» **PROBLEM TO WORK ON**
Search the records for the word "Products" and pick out every line that has it.
------------------------
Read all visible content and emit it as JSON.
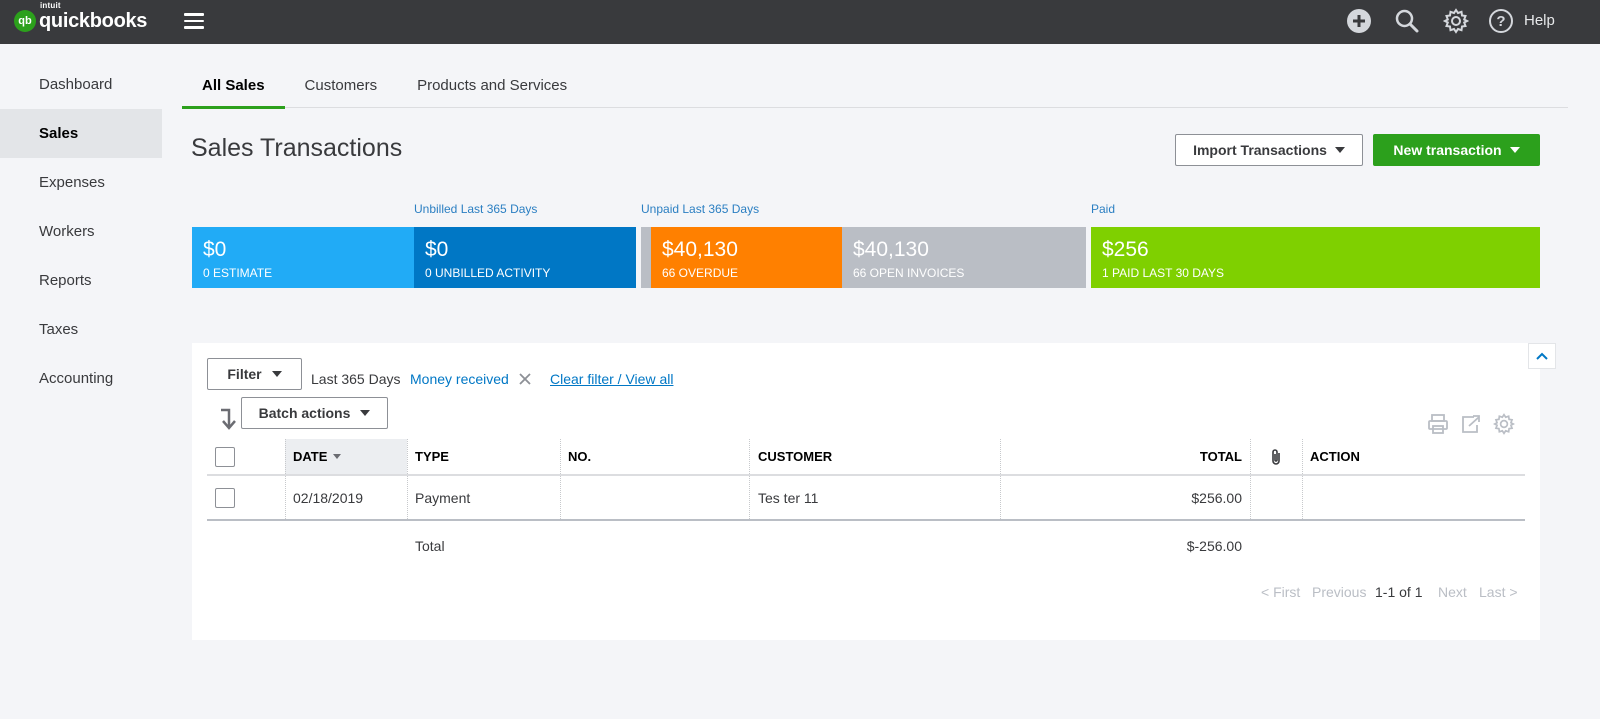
{
  "brand": {
    "intuit": "intuit",
    "name": "quickbooks",
    "badge": "qb"
  },
  "topbar": {
    "help_label": "Help"
  },
  "sidebar": {
    "items": [
      {
        "label": "Dashboard",
        "active": false
      },
      {
        "label": "Sales",
        "active": true
      },
      {
        "label": "Expenses",
        "active": false
      },
      {
        "label": "Workers",
        "active": false
      },
      {
        "label": "Reports",
        "active": false
      },
      {
        "label": "Taxes",
        "active": false
      },
      {
        "label": "Accounting",
        "active": false
      }
    ]
  },
  "tabs": [
    {
      "label": "All Sales",
      "active": true
    },
    {
      "label": "Customers",
      "active": false
    },
    {
      "label": "Products and Services",
      "active": false
    }
  ],
  "page": {
    "title": "Sales Transactions",
    "import_button": "Import Transactions",
    "new_button": "New transaction"
  },
  "money_bar": {
    "labels": {
      "unbilled": "Unbilled Last 365 Days",
      "unpaid": "Unpaid Last 365 Days",
      "paid": "Paid"
    },
    "segments": [
      {
        "amount": "$0",
        "caption": "0 ESTIMATE",
        "color": "#21abf6"
      },
      {
        "amount": "$0",
        "caption": "0 UNBILLED ACTIVITY",
        "color": "#0077c5"
      },
      {
        "amount": "$40,130",
        "caption": "66 OVERDUE",
        "color": "#ff8000"
      },
      {
        "amount": "$40,130",
        "caption": "66 OPEN INVOICES",
        "color": "#babec5"
      },
      {
        "amount": "$256",
        "caption": "1 PAID LAST 30 DAYS",
        "color": "#7fd000"
      }
    ]
  },
  "filters": {
    "filter_button": "Filter",
    "date_range": "Last 365 Days",
    "status": "Money received",
    "clear_link": "Clear filter / View all",
    "batch_button": "Batch actions"
  },
  "table": {
    "columns": {
      "date": "DATE",
      "type": "TYPE",
      "no": "NO.",
      "customer": "CUSTOMER",
      "total": "TOTAL",
      "action": "ACTION"
    },
    "rows": [
      {
        "date": "02/18/2019",
        "type": "Payment",
        "no": "",
        "customer": "Tes ter 11",
        "total": "$256.00",
        "action": ""
      }
    ],
    "footer": {
      "label": "Total",
      "value": "$-256.00"
    }
  },
  "pagination": {
    "first": "< First",
    "previous": "Previous",
    "range": "1-1 of 1",
    "next": "Next",
    "last": "Last >"
  },
  "colors": {
    "topbar": "#393a3d",
    "accent_green": "#2ca01c",
    "link_blue": "#0077c5"
  }
}
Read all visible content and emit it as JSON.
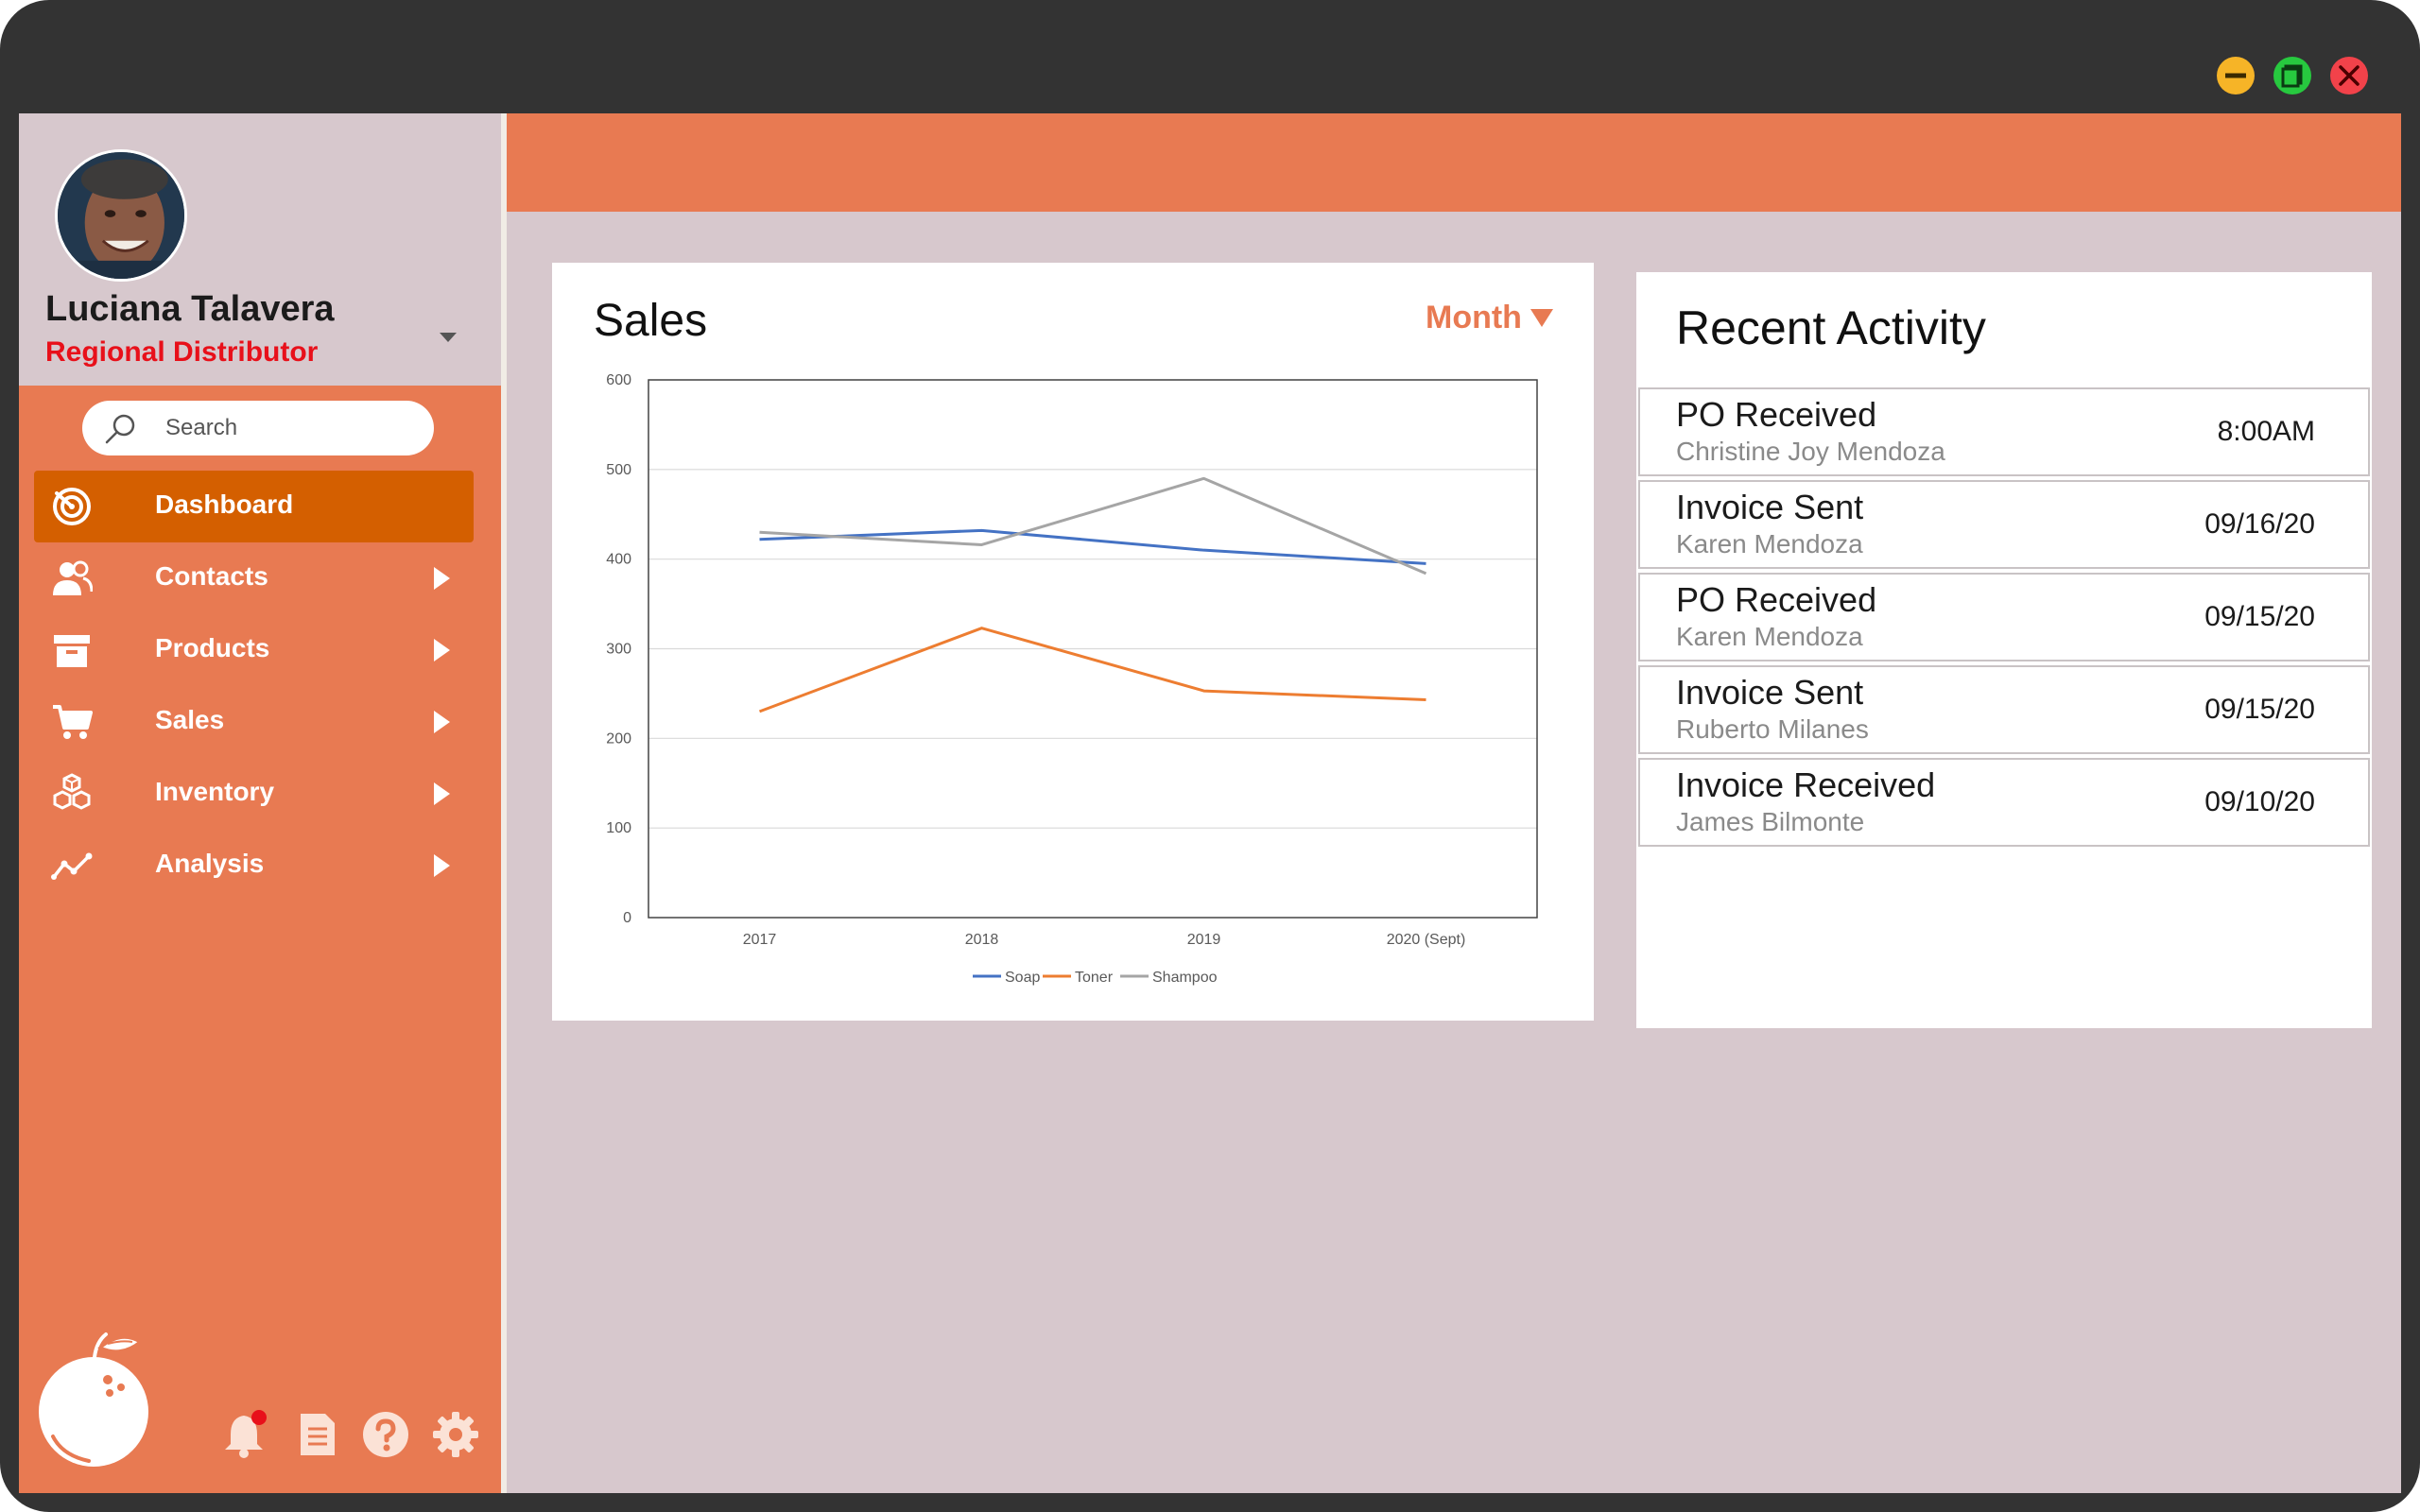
{
  "window": {
    "controls": [
      "minimize-icon",
      "maximize-icon",
      "close-icon"
    ],
    "colors": {
      "minimize": "#f6b427",
      "maximize": "#27c93f",
      "close": "#f2424a"
    }
  },
  "profile": {
    "name": "Luciana Talavera",
    "role": "Regional Distributor"
  },
  "search": {
    "placeholder": "Search"
  },
  "sidebar": {
    "items": [
      {
        "label": "Dashboard",
        "icon": "radar-icon",
        "active": true
      },
      {
        "label": "Contacts",
        "icon": "users-icon"
      },
      {
        "label": "Products",
        "icon": "box-icon"
      },
      {
        "label": "Sales",
        "icon": "cart-icon"
      },
      {
        "label": "Inventory",
        "icon": "cubes-icon"
      },
      {
        "label": "Analysis",
        "icon": "trend-icon"
      }
    ],
    "footer_icons": [
      "bell-icon",
      "document-icon",
      "help-icon",
      "gear-icon"
    ]
  },
  "colors": {
    "accent": "#e87a52",
    "active_nav": "#d45f00",
    "role_text": "#e8101a",
    "background": "#d7c8cd"
  },
  "sales": {
    "title": "Sales",
    "period_label": "Month"
  },
  "chart_data": {
    "type": "line",
    "categories": [
      "2017",
      "2018",
      "2019",
      "2020 (Sept)"
    ],
    "series": [
      {
        "name": "Soap",
        "color": "#4472c4",
        "values": [
          422,
          432,
          410,
          395
        ]
      },
      {
        "name": "Toner",
        "color": "#ed7d31",
        "values": [
          230,
          323,
          253,
          243
        ]
      },
      {
        "name": "Shampoo",
        "color": "#a5a5a5",
        "values": [
          430,
          416,
          490,
          384
        ]
      }
    ],
    "yticks": [
      "0",
      "100",
      "200",
      "300",
      "400",
      "500",
      "600"
    ],
    "ylim": [
      0,
      600
    ],
    "grid": true,
    "legend": "bottom"
  },
  "activity": {
    "title": "Recent Activity",
    "items": [
      {
        "title": "PO Received",
        "name": "Christine Joy Mendoza",
        "date": "8:00AM"
      },
      {
        "title": "Invoice Sent",
        "name": "Karen Mendoza",
        "date": "09/16/20"
      },
      {
        "title": "PO Received",
        "name": "Karen Mendoza",
        "date": "09/15/20"
      },
      {
        "title": "Invoice Sent",
        "name": "Ruberto Milanes",
        "date": "09/15/20"
      },
      {
        "title": "Invoice Received",
        "name": "James Bilmonte",
        "date": "09/10/20"
      }
    ]
  }
}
------------------------
» **REPLY**
      "label": "Products and Services",
        "label": "Products",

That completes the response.